> _Exercise aim_:
Search the records for "populates". Copy every line where it appears.

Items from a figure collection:
------

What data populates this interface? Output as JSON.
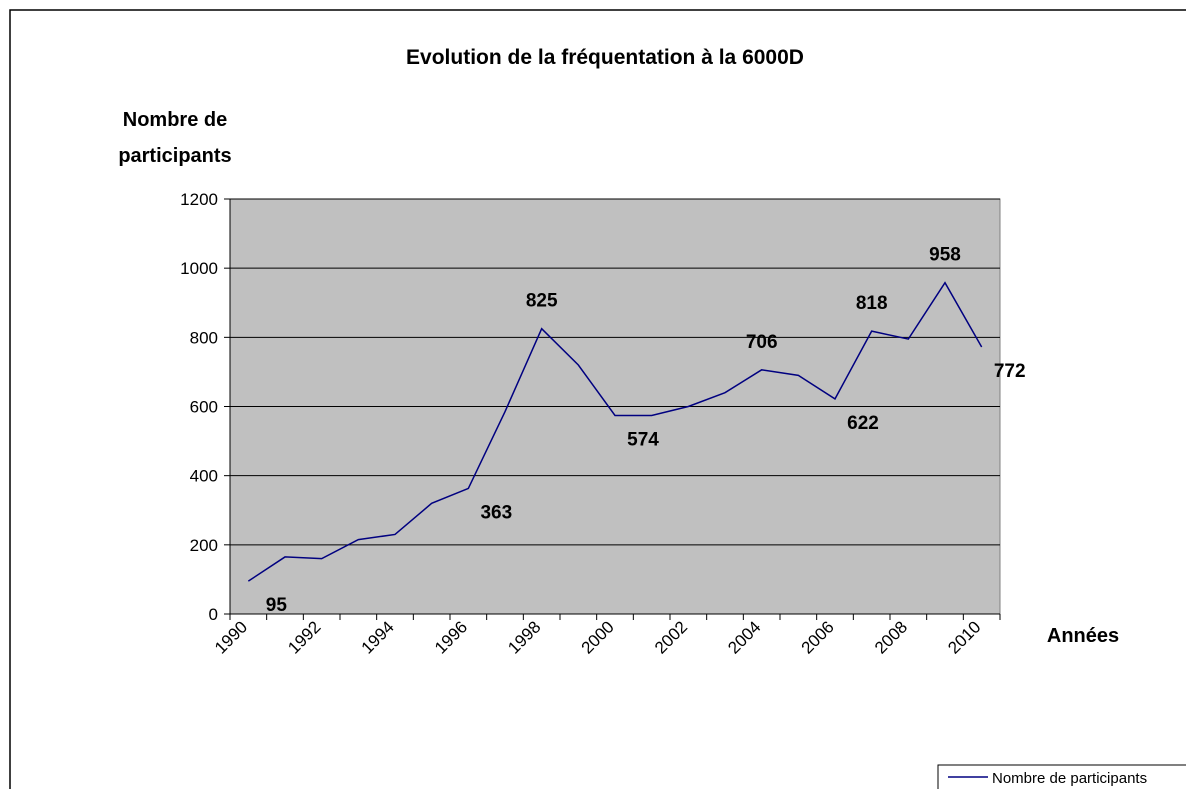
{
  "chart_data": {
    "type": "line",
    "title": "Evolution de la fréquentation à la 6000D",
    "y_label": "Nombre de participants",
    "x_label": "Années",
    "categories": [
      "1990",
      null,
      "1992",
      null,
      "1994",
      null,
      "1996",
      null,
      "1998",
      null,
      "2000",
      null,
      "2002",
      null,
      "2004",
      null,
      "2006",
      null,
      "2008",
      null,
      "2010"
    ],
    "series": [
      {
        "name": "Nombre de participants",
        "color": "#000080",
        "values": [
          95,
          165,
          160,
          215,
          230,
          320,
          363,
          585,
          825,
          720,
          574,
          574,
          600,
          640,
          706,
          690,
          622,
          818,
          795,
          958,
          772
        ]
      }
    ],
    "label_indices": [
      0,
      6,
      8,
      10,
      14,
      16,
      17,
      19,
      20
    ],
    "ylim": [
      0,
      1200
    ],
    "yticks": [
      0,
      200,
      400,
      600,
      800,
      1000,
      1200
    ],
    "grid": true,
    "plot_background": "#c0c0c0",
    "legend": "bottom-right"
  }
}
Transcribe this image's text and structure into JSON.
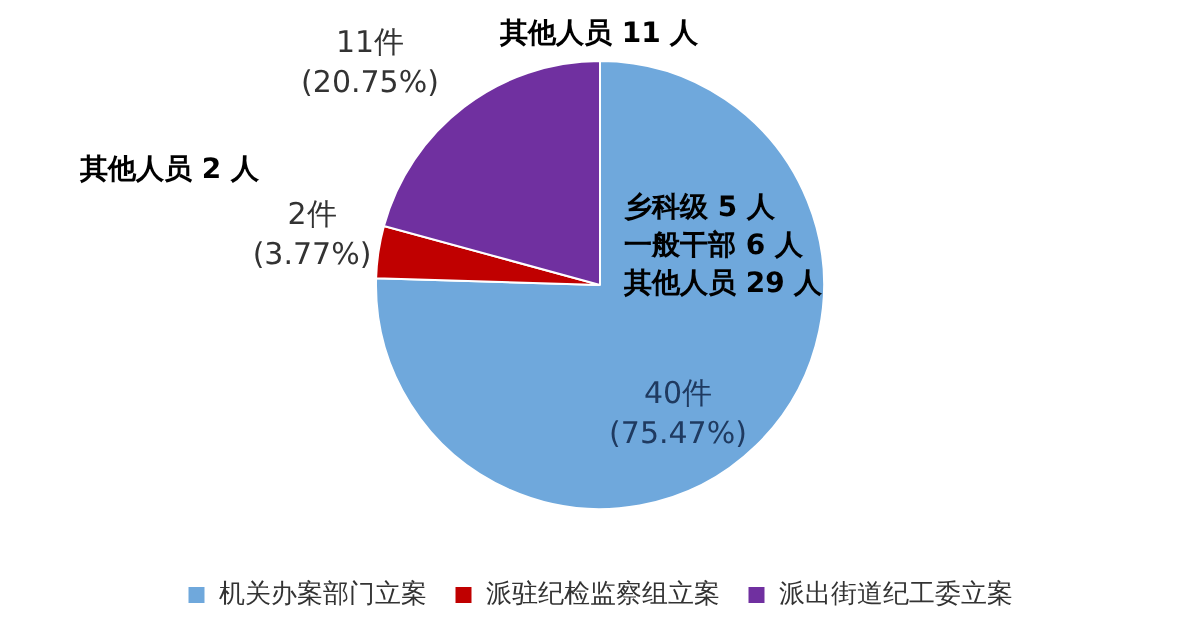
{
  "chart_data": {
    "type": "pie",
    "categories": [
      "机关办案部门立案",
      "派驻纪检监察组立案",
      "派出街道纪工委立案"
    ],
    "values": [
      40,
      2,
      11
    ],
    "colors": [
      "#6fa8dc",
      "#c00000",
      "#7030a0"
    ],
    "value_labels": [
      "40件\n(75.47%)",
      "2件\n(3.77%)",
      "11件\n(20.75%)"
    ],
    "annotations": [
      "乡科级 5 人",
      "一般干部 6 人",
      "其他人员 29 人",
      "其他人员 2 人",
      "其他人员 11 人"
    ],
    "legend": "bottom"
  }
}
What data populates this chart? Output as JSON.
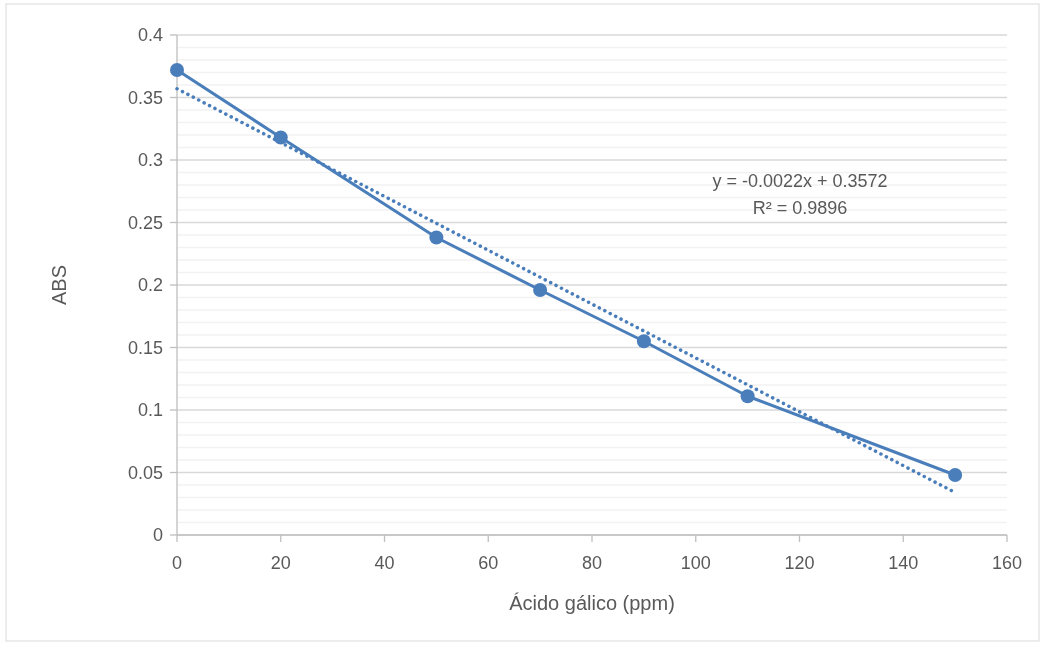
{
  "chart_data": {
    "type": "line",
    "xlabel": "Ácido gálico (ppm)",
    "ylabel": "ABS",
    "xlim": [
      0,
      160
    ],
    "xticks": [
      0,
      20,
      40,
      60,
      80,
      100,
      120,
      140,
      160
    ],
    "ylim": [
      0,
      0.4
    ],
    "yticks": [
      0,
      {
        "value": 0.01,
        "label": null
      },
      {
        "value": 0.02,
        "label": null
      },
      {
        "value": 0.03,
        "label": null
      },
      {
        "value": 0.04,
        "label": null
      },
      0.05,
      {
        "value": 0.06,
        "label": null
      },
      {
        "value": 0.07,
        "label": null
      },
      {
        "value": 0.08,
        "label": null
      },
      {
        "value": 0.09,
        "label": null
      },
      0.1,
      {
        "value": 0.11,
        "label": null
      },
      {
        "value": 0.12,
        "label": null
      },
      {
        "value": 0.13,
        "label": null
      },
      {
        "value": 0.14,
        "label": null
      },
      0.15,
      {
        "value": 0.16,
        "label": null
      },
      {
        "value": 0.17,
        "label": null
      },
      {
        "value": 0.18,
        "label": null
      },
      {
        "value": 0.19,
        "label": null
      },
      0.2,
      {
        "value": 0.21,
        "label": null
      },
      {
        "value": 0.22,
        "label": null
      },
      {
        "value": 0.23,
        "label": null
      },
      {
        "value": 0.24,
        "label": null
      },
      0.25,
      {
        "value": 0.26,
        "label": null
      },
      {
        "value": 0.27,
        "label": null
      },
      {
        "value": 0.28,
        "label": null
      },
      {
        "value": 0.29,
        "label": null
      },
      0.3,
      {
        "value": 0.31,
        "label": null
      },
      {
        "value": 0.32,
        "label": null
      },
      {
        "value": 0.33,
        "label": null
      },
      {
        "value": 0.34,
        "label": null
      },
      0.35,
      {
        "value": 0.36,
        "label": null
      },
      {
        "value": 0.37,
        "label": null
      },
      {
        "value": 0.38,
        "label": null
      },
      {
        "value": 0.39,
        "label": null
      },
      0.4
    ],
    "grid": "y",
    "series": [
      {
        "marker": "circle",
        "line_style": "solid",
        "color": "#4a7ebb",
        "x": [
          0,
          20,
          50,
          70,
          90,
          110,
          150
        ],
        "values": [
          0.372,
          0.318,
          0.238,
          0.196,
          0.155,
          0.111,
          0.048
        ]
      },
      {
        "marker": "none",
        "line_style": "dotted",
        "color": "#4a7ebb",
        "x": [
          0,
          150
        ],
        "values": [
          0.357,
          0.034
        ]
      }
    ],
    "annotations": [
      "y = -0.0022x + 0.3572",
      "R² = 0.9896"
    ]
  }
}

------

> _Solution to this problem_:
What data populates this interface? Output as JSON.
What data populates this chart? Output as JSON.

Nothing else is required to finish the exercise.